- [Instructions to follow]: Answer with the number of lines in the listing below that contain the word "drive", and nothing else.

- [Listed entries]:

########

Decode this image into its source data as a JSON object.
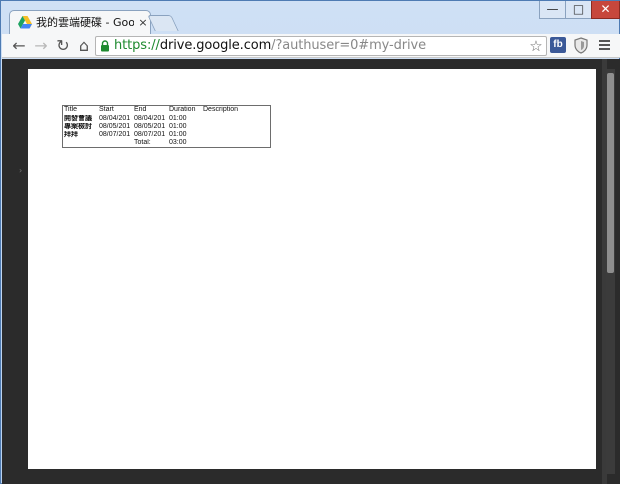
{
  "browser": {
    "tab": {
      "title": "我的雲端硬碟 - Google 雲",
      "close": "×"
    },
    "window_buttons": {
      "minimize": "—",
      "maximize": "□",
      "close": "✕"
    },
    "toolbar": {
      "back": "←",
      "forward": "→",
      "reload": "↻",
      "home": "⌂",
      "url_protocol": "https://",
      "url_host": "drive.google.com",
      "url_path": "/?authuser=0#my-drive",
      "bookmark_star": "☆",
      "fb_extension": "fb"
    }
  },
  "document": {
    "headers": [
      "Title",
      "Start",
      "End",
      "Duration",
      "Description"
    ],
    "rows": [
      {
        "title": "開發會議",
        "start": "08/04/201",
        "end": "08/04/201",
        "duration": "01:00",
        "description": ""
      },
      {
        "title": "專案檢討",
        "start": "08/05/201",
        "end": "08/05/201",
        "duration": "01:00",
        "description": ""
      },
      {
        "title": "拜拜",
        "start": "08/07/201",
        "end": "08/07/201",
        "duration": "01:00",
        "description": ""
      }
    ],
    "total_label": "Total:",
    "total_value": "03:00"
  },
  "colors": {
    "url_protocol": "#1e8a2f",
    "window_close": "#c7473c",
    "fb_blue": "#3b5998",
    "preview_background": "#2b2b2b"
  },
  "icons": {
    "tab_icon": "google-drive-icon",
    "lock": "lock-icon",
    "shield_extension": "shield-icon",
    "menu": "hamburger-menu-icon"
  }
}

########

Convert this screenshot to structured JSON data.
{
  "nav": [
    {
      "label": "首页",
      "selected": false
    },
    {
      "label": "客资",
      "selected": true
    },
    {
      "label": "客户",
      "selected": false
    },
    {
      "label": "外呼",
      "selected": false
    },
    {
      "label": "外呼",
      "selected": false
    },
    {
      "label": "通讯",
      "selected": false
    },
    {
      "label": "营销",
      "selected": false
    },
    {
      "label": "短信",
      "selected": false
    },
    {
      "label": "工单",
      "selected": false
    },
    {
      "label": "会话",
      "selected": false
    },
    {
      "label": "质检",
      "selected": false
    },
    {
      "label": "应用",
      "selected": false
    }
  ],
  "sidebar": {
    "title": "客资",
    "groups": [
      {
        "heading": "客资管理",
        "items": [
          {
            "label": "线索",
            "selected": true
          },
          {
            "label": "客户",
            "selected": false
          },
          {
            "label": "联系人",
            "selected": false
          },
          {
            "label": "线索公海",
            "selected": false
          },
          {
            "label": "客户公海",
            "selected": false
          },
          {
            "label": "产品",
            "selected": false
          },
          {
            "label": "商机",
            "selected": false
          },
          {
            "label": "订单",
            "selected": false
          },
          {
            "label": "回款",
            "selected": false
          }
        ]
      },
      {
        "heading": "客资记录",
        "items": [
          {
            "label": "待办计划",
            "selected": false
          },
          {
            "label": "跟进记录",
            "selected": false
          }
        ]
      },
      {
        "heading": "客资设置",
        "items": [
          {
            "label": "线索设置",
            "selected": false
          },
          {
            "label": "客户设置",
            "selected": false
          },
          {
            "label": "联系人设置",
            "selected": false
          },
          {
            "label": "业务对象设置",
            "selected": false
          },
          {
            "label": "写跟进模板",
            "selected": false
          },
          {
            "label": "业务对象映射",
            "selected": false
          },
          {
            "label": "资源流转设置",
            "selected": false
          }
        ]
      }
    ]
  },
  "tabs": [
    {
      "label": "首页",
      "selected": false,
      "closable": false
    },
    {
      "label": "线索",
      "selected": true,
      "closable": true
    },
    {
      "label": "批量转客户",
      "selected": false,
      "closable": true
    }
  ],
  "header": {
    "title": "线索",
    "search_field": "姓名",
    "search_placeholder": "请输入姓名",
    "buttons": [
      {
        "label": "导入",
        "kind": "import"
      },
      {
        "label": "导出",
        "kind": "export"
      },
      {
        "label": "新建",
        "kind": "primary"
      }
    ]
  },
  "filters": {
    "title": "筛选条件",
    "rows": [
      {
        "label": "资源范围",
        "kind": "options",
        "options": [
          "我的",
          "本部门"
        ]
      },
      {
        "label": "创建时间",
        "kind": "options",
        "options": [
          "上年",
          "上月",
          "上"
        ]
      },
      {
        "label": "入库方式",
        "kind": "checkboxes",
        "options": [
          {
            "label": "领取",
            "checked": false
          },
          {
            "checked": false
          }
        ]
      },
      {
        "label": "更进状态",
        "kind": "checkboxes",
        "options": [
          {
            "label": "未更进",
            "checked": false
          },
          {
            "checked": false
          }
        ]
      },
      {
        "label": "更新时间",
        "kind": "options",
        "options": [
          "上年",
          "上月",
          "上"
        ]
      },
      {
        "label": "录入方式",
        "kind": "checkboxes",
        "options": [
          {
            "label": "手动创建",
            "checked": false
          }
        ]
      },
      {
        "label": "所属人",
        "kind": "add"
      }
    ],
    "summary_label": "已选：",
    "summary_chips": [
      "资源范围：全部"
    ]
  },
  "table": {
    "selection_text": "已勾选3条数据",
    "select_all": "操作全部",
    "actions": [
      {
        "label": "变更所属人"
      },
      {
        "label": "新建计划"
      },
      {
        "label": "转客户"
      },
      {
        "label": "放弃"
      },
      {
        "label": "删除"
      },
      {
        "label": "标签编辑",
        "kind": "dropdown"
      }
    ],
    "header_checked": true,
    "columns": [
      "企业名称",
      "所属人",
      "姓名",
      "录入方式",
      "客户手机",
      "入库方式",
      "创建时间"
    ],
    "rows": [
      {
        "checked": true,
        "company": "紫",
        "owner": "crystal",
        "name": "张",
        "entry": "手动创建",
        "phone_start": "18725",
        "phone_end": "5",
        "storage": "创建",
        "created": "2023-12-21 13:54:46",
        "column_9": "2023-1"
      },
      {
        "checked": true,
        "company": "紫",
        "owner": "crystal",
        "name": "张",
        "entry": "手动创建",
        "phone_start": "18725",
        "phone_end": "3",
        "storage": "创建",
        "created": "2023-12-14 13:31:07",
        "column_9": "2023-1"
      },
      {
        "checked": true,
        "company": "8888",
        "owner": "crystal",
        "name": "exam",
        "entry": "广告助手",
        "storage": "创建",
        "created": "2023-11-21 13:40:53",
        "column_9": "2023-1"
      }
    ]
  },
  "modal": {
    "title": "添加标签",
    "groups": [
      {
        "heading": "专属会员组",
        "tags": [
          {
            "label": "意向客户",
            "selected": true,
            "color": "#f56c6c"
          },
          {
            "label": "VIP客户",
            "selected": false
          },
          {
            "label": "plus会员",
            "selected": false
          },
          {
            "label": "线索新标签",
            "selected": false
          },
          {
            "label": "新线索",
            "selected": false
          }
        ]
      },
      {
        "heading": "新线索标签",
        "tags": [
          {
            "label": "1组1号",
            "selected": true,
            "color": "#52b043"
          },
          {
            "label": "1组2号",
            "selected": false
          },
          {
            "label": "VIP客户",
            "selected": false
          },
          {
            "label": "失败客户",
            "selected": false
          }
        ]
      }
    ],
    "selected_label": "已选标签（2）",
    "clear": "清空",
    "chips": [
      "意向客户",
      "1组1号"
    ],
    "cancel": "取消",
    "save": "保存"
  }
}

########

- [Completed exercise]: 3